What is required. Swap "heel-nailing machine" for "heel-nailing apparatus" in the material, starting at its first line and ending at the line containing "The lever 6 is at (380, 690).", and rewrite those lines with nothing else changed. Leave the pictures out of your answer.

[Dataset records]
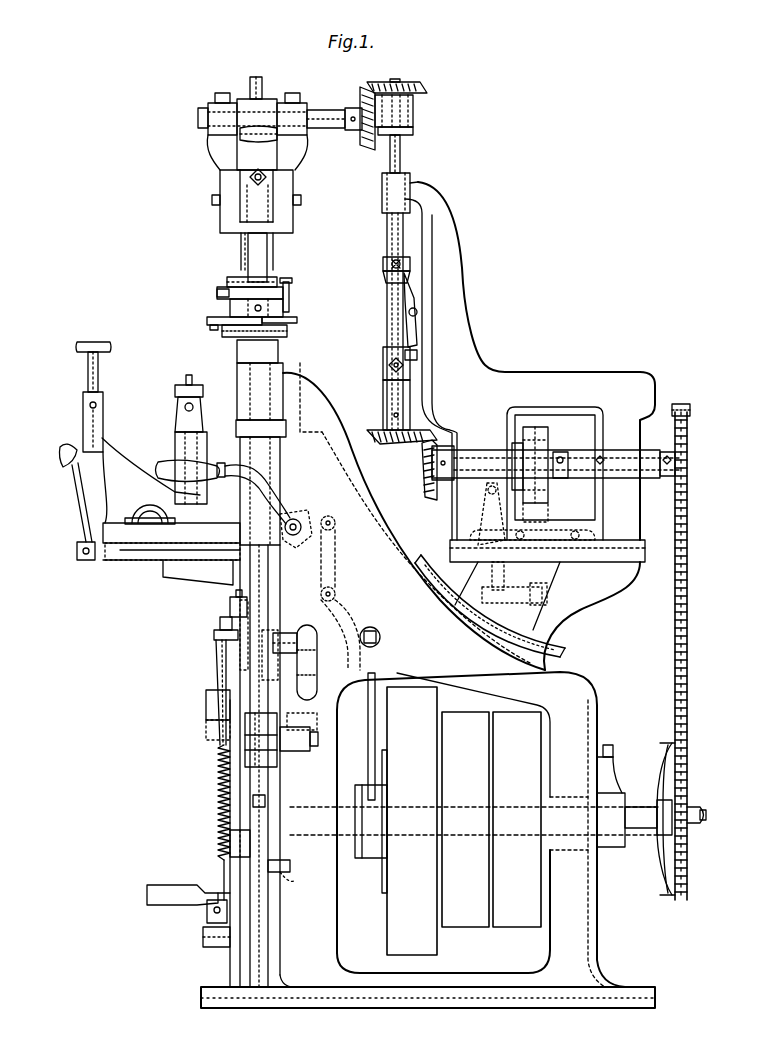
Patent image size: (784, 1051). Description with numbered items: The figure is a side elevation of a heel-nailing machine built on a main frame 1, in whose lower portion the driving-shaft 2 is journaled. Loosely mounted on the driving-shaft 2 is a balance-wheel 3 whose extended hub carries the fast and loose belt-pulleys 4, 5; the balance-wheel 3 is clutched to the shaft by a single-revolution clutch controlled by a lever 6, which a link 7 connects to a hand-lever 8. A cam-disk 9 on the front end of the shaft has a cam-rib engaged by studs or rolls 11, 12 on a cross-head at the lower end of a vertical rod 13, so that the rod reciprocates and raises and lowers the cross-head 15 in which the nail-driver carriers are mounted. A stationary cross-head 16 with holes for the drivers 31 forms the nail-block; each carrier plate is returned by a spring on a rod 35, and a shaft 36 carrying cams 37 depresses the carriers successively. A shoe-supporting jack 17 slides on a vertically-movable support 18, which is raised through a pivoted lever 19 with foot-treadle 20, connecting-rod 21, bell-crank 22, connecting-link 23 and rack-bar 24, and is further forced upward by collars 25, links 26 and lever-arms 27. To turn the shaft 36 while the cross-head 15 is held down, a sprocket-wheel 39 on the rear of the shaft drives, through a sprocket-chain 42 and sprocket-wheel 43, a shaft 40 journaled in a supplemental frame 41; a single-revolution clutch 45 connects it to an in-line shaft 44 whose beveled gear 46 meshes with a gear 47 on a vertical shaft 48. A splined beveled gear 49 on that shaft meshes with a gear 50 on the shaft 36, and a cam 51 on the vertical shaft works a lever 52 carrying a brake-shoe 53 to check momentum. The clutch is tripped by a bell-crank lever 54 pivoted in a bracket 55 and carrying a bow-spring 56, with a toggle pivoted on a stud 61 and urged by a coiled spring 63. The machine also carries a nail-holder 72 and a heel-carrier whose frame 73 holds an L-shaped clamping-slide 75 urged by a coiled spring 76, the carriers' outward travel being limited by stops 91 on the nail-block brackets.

The main frame 1 is at (318, 968).
The driving-shaft 2 is at (640, 830).
The balance-wheel 3 is at (387, 938).
The fast belt-pulley 4 is at (473, 927).
The loose belt-pulley 5 is at (517, 927).
The lever 6 is at (380, 690).
The link 7 is at (333, 558).
The hand-lever 8 is at (294, 518).
The cam-disk 9 is at (253, 800).
The stud or roll 11 is at (283, 866).
The stud or roll 12 is at (258, 846).
The vertical rod 13 is at (268, 248).
The cross-head 15 is at (220, 217).
The stationary cross-head 16 is at (228, 300).
The shoe-supporting jack 17 is at (112, 436).
The vertically-movable support 18 is at (188, 578).
The pivoted lever 19 is at (207, 908).
The foot-treadle 20 is at (160, 888).
The connecting-rod 21 is at (218, 768).
The bell-crank 22 is at (216, 700).
The connecting-link 23 is at (220, 626).
The reciprocating rack-bar 24 is at (230, 607).
The collar 25 is at (284, 760).
The link 26 is at (310, 700).
The lever-arm 27 is at (312, 660).
The driver 31 is at (240, 247).
The rod 35 is at (282, 136).
The shaft 36 is at (322, 110).
The cam 37 is at (257, 84).
The sprocket-wheel 39 is at (670, 748).
The shaft 40 is at (608, 450).
The supplemental frame 41 is at (492, 374).
The sprocket-chain 42 is at (688, 600).
The sprocket-wheel 43 is at (688, 414).
The shaft 44 is at (472, 457).
The single-revolution clutch 45 is at (550, 445).
The beveled gear 46 is at (425, 493).
The beveled gear 47 is at (392, 441).
The vertical shaft 48 is at (387, 300).
The beveled gear 49 is at (418, 98).
The beveled gear 50 is at (390, 145).
The cam 51 is at (383, 270).
The lever 52 is at (405, 300).
The brake-shoe 53 is at (412, 356).
The bell-crank lever 54 is at (504, 576).
The bracket 55 is at (480, 505).
The bow-spring 56 is at (535, 520).
The stud 61 is at (482, 598).
The coiled spring 63 is at (546, 596).
The nail-holder 72 is at (230, 280).
The frame 73 is at (290, 319).
The L-shaped clamping-slide 75 is at (215, 318).
The coiled spring 76 is at (284, 334).
The stop 91 is at (289, 308).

Task result.
Patent image size: (784, 1051). Description with numbered items: The figure is a side elevation of a heel-nailing apparatus built on a main frame 1, in whose lower portion the driving-shaft 2 is journaled. Loosely mounted on the driving-shaft 2 is a balance-wheel 3 whose extended hub carries the fast and loose belt-pulleys 4, 5; the balance-wheel 3 is clutched to the shaft by a single-revolution clutch controlled by a lever 6, which a link 7 connects to a hand-lever 8. A cam-disk 9 on the front end of the shaft has a cam-rib engaged by studs or rolls 11, 12 on a cross-head at the lower end of a vertical rod 13, so that the rod reciprocates and raises and lowers the cross-head 15 in which the nail-driver carriers are mounted. A stationary cross-head 16 with holes for the drivers 31 forms the nail-block; each carrier plate is returned by a spring on a rod 35, and a shaft 36 carrying cams 37 depresses the carriers successively. A shoe-supporting jack 17 slides on a vertically-movable support 18, which is raised through a pivoted lever 19 with foot-treadle 20, connecting-rod 21, bell-crank 22, connecting-link 23 and rack-bar 24, and is further forced upward by collars 25, links 26 and lever-arms 27. To turn the shaft 36 while the cross-head 15 is held down, a sprocket-wheel 39 on the rear of the shaft drives, through a sprocket-chain 42 and sprocket-wheel 43, a shaft 40 journaled in a supplemental frame 41; a single-revolution clutch 45 connects it to an in-line shaft 44 whose beveled gear 46 meshes with a gear 47 on a vertical shaft 48. A splined beveled gear 49 on that shaft meshes with a gear 50 on the shaft 36, and a cam 51 on the vertical shaft works a lever 52 carrying a brake-shoe 53 to check momentum. The clutch is tripped by a bell-crank lever 54 pivoted in a bracket 55 and carrying a bow-spring 56, with a toggle pivoted on a stud 61 and urged by a coiled spring 63. The machine also carries a nail-holder 72 and a heel-carrier whose frame 73 holds an L-shaped clamping-slide 75 urged by a coiled spring 76, the carriers' outward travel being limited by stops 91 on the nail-block brackets.

The main frame 1 is at (318, 968).
The driving-shaft 2 is at (640, 830).
The balance-wheel 3 is at (387, 938).
The fast belt-pulley 4 is at (473, 927).
The loose belt-pulley 5 is at (517, 927).
The lever 6 is at (380, 690).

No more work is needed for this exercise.